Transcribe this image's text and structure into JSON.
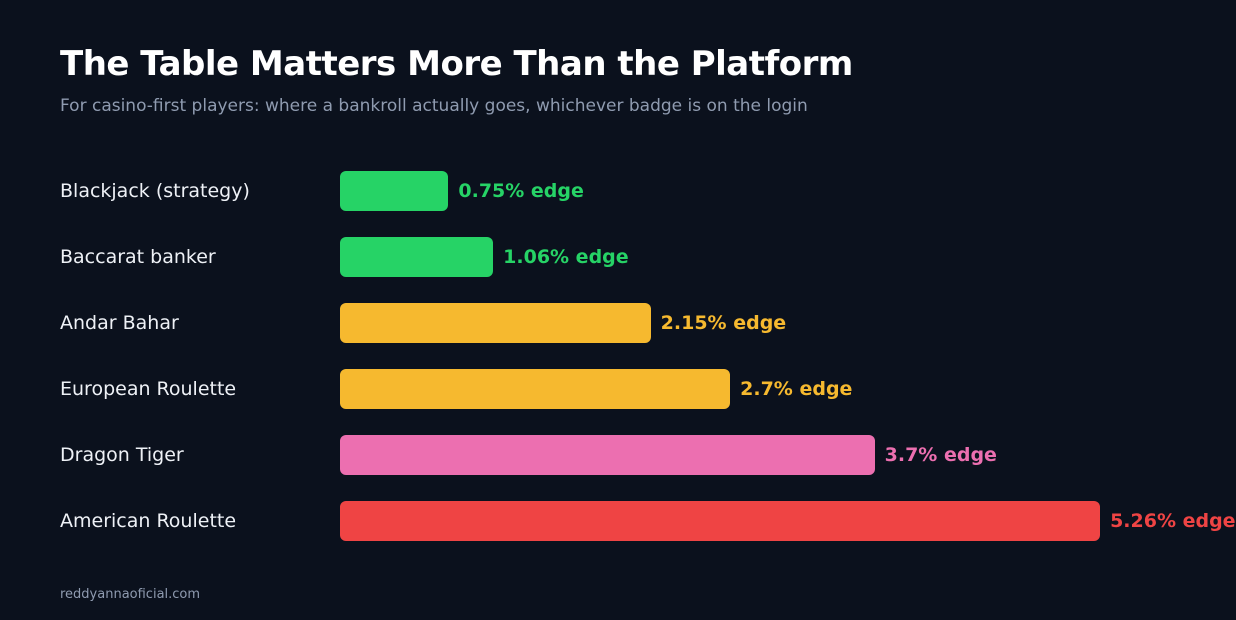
{
  "header": {
    "title": "The Table Matters More Than the Platform",
    "subtitle": "For casino-first players: where a bankroll actually goes, whichever badge is on the login"
  },
  "footer": {
    "source": "reddyannaoficial.com"
  },
  "colors": {
    "background": "#0b111d",
    "green": "#26d366",
    "amber": "#f6b92f",
    "pink": "#ec6fb0",
    "red": "#ef4444"
  },
  "chart_data": {
    "type": "bar",
    "orientation": "horizontal",
    "title": "The Table Matters More Than the Platform",
    "subtitle": "For casino-first players: where a bankroll actually goes, whichever badge is on the login",
    "unit": "% edge",
    "xlim": [
      0,
      5.5
    ],
    "grid": false,
    "categories": [
      "Blackjack (strategy)",
      "Baccarat banker",
      "Andar Bahar",
      "European Roulette",
      "Dragon Tiger",
      "American Roulette"
    ],
    "values": [
      0.75,
      1.06,
      2.15,
      2.7,
      3.7,
      5.26
    ],
    "labels": [
      "0.75% edge",
      "1.06% edge",
      "2.15% edge",
      "2.7% edge",
      "3.7% edge",
      "5.26% edge"
    ],
    "bar_colors": [
      "#26d366",
      "#26d366",
      "#f6b92f",
      "#f6b92f",
      "#ec6fb0",
      "#ef4444"
    ]
  }
}
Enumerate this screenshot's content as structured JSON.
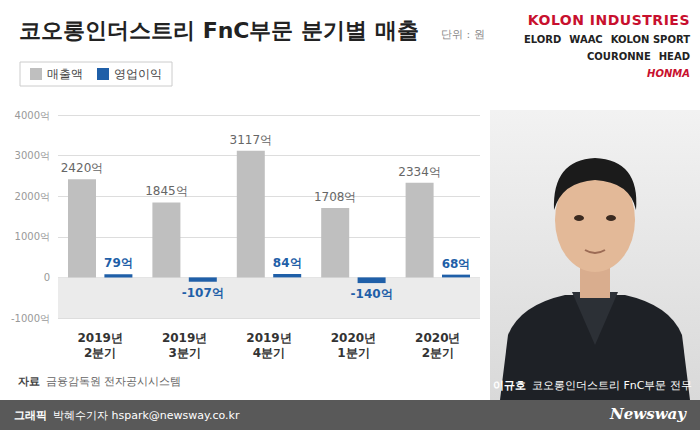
{
  "chart_data": {
    "type": "bar",
    "title": "코오롱인더스트리 FnC부문 분기별 매출",
    "subtitle": "단위 : 원",
    "categories": [
      "2019년 2분기",
      "2019년 3분기",
      "2019년 4분기",
      "2020년 1분기",
      "2020년 2분기"
    ],
    "series": [
      {
        "name": "매출액",
        "color": "#bfbfbf",
        "values": [
          2420,
          1845,
          3117,
          1708,
          2334
        ],
        "value_labels": [
          "2420억",
          "1845억",
          "3117억",
          "1708억",
          "2334억"
        ]
      },
      {
        "name": "영업이익",
        "color": "#1f5fa8",
        "values": [
          79,
          -107,
          84,
          -140,
          68
        ],
        "value_labels": [
          "79억",
          "-107억",
          "84억",
          "-140억",
          "68억"
        ]
      }
    ],
    "ylim": [
      -1000,
      4000
    ],
    "yticks": [
      {
        "value": -1000,
        "label": "-1000억"
      },
      0,
      {
        "value": 1000,
        "label": "1000억"
      },
      {
        "value": 2000,
        "label": "2000억"
      },
      {
        "value": 3000,
        "label": "3000억"
      },
      {
        "value": 4000,
        "label": "4000억"
      }
    ],
    "grid": true,
    "legend": "top-left",
    "data_labels": true
  },
  "brands": {
    "main": "KOLON INDUSTRIES",
    "row1": [
      "ELORD",
      "WAAC",
      "KOLON SPORT"
    ],
    "row2": [
      "COURONNE",
      "HEAD"
    ],
    "row3": [
      "HONMA"
    ]
  },
  "photo_caption": {
    "name": "이규호",
    "role": "코오롱인더스트리 FnC부문 전무"
  },
  "source": {
    "label": "자료",
    "text": "금융감독원 전자공시시스템"
  },
  "footer": {
    "label": "그래픽",
    "credit": "박혜수기자 hspark@newsway.co.kr",
    "publisher": "Newsway"
  }
}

• • •

**To do**
Find the line with "Enumerate this screenshot's" in the listing and extract it and all lines after it through the end, exactly, without the pictures.

**Full answer**
Enumerate this screenshot's content as structured JSON.
{
  "chart_data": {
    "type": "bar",
    "title": "코오롱인더스트리 FnC부문 분기별 매출",
    "subtitle": "단위 : 원",
    "categories": [
      "2019년 2분기",
      "2019년 3분기",
      "2019년 4분기",
      "2020년 1분기",
      "2020년 2분기"
    ],
    "series": [
      {
        "name": "매출액",
        "color": "#bfbfbf",
        "values": [
          2420,
          1845,
          3117,
          1708,
          2334
        ],
        "value_labels": [
          "2420억",
          "1845억",
          "3117억",
          "1708억",
          "2334억"
        ]
      },
      {
        "name": "영업이익",
        "color": "#1f5fa8",
        "values": [
          79,
          -107,
          84,
          -140,
          68
        ],
        "value_labels": [
          "79억",
          "-107억",
          "84억",
          "-140억",
          "68억"
        ]
      }
    ],
    "ylim": [
      -1000,
      4000
    ],
    "yticks": [
      {
        "value": -1000,
        "label": "-1000억"
      },
      0,
      {
        "value": 1000,
        "label": "1000억"
      },
      {
        "value": 2000,
        "label": "2000억"
      },
      {
        "value": 3000,
        "label": "3000억"
      },
      {
        "value": 4000,
        "label": "4000억"
      }
    ],
    "grid": true,
    "legend": "top-left",
    "data_labels": true
  },
  "brands": {
    "main": "KOLON INDUSTRIES",
    "row1": [
      "ELORD",
      "WAAC",
      "KOLON SPORT"
    ],
    "row2": [
      "COURONNE",
      "HEAD"
    ],
    "row3": [
      "HONMA"
    ]
  },
  "photo_caption": {
    "name": "이규호",
    "role": "코오롱인더스트리 FnC부문 전무"
  },
  "source": {
    "label": "자료",
    "text": "금융감독원 전자공시시스템"
  },
  "footer": {
    "label": "그래픽",
    "credit": "박혜수기자 hspark@newsway.co.kr",
    "publisher": "Newsway"
  }
}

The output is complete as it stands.